**The request:**
Find the word "What" in the records below. List each line containing it.

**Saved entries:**

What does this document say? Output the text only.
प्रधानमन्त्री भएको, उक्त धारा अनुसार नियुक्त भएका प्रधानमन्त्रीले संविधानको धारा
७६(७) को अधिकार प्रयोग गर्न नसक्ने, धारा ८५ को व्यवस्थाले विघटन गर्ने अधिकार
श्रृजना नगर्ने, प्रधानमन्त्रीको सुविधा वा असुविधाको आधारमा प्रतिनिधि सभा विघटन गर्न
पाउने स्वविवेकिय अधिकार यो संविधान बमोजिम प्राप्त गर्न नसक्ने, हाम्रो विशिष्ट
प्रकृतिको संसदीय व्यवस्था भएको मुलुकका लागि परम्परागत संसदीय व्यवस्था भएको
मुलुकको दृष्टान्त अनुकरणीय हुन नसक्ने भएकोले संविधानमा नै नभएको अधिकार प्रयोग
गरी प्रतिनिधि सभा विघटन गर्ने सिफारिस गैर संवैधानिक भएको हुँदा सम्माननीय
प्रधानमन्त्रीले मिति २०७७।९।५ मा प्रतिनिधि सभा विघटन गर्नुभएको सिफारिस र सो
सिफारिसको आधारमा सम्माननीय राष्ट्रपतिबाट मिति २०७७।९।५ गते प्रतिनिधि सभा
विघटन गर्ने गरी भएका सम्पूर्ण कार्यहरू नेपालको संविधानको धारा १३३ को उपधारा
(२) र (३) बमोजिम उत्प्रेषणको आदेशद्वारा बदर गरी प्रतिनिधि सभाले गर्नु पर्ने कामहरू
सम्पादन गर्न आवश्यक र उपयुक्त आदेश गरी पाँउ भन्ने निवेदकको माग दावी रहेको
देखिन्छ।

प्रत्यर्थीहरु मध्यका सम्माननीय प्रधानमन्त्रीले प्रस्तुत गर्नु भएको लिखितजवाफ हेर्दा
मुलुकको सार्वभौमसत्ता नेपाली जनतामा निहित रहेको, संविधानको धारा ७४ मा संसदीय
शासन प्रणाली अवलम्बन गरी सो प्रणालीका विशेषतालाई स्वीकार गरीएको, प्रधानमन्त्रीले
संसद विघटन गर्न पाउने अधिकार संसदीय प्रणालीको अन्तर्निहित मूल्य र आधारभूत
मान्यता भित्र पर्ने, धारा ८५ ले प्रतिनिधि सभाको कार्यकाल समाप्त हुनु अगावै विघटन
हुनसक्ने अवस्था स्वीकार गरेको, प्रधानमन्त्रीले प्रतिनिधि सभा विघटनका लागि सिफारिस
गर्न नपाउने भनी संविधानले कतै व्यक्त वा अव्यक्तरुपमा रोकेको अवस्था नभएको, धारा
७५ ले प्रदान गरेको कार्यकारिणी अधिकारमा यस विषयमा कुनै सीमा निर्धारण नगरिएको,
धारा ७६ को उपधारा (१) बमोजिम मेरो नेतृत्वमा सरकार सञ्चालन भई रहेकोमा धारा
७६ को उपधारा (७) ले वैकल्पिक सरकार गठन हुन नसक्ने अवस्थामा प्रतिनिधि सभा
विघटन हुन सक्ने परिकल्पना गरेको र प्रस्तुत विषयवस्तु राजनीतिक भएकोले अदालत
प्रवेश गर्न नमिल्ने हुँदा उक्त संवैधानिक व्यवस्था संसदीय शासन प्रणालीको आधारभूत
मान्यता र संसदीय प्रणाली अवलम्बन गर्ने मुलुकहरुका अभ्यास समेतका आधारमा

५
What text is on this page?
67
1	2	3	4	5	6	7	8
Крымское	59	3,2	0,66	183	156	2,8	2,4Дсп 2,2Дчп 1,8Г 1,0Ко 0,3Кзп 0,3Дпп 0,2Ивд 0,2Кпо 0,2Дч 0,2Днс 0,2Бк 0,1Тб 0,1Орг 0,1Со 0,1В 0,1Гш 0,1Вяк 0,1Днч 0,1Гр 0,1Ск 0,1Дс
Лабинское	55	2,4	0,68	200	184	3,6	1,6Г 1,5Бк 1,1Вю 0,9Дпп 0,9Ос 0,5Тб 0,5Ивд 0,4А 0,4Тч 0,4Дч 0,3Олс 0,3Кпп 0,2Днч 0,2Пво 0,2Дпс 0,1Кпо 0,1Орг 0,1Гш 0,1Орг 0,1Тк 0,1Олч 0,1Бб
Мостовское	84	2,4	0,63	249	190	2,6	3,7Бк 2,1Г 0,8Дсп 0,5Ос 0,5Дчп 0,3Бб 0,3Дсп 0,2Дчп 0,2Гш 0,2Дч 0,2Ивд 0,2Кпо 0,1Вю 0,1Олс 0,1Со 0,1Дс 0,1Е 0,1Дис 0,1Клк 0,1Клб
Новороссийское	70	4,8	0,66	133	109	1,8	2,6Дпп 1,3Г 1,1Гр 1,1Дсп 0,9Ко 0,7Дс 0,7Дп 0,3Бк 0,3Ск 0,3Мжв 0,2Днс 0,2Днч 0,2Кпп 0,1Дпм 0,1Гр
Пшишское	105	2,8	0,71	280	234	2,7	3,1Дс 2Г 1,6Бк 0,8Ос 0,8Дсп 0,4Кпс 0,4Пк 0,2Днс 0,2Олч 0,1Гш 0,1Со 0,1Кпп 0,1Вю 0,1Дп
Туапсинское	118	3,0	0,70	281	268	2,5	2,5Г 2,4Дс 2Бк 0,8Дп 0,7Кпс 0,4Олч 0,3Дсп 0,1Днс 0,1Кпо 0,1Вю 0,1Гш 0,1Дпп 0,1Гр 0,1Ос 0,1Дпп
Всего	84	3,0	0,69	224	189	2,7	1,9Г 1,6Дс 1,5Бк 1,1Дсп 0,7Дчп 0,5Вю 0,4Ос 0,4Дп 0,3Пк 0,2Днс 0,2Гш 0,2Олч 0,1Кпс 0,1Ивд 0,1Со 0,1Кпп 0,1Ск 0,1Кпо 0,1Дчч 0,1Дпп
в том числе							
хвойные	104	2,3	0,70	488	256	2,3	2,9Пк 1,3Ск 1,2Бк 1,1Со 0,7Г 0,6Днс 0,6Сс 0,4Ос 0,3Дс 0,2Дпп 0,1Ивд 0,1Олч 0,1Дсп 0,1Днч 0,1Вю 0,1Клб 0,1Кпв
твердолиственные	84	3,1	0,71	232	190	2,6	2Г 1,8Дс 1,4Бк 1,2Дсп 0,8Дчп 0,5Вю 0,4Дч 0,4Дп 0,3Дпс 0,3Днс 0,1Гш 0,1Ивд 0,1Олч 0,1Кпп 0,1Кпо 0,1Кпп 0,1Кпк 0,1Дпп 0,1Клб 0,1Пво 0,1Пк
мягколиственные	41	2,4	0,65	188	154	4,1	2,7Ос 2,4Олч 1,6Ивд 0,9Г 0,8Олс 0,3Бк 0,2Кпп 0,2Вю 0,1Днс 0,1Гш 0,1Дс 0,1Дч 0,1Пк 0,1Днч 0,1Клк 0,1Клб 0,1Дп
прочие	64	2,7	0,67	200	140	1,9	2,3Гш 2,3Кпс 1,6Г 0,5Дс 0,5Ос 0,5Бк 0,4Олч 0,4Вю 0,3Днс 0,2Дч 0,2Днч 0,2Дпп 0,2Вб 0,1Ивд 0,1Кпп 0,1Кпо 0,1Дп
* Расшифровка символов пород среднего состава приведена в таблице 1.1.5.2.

**Written response:**
What does this document say? Output the text only.
What text is on this page?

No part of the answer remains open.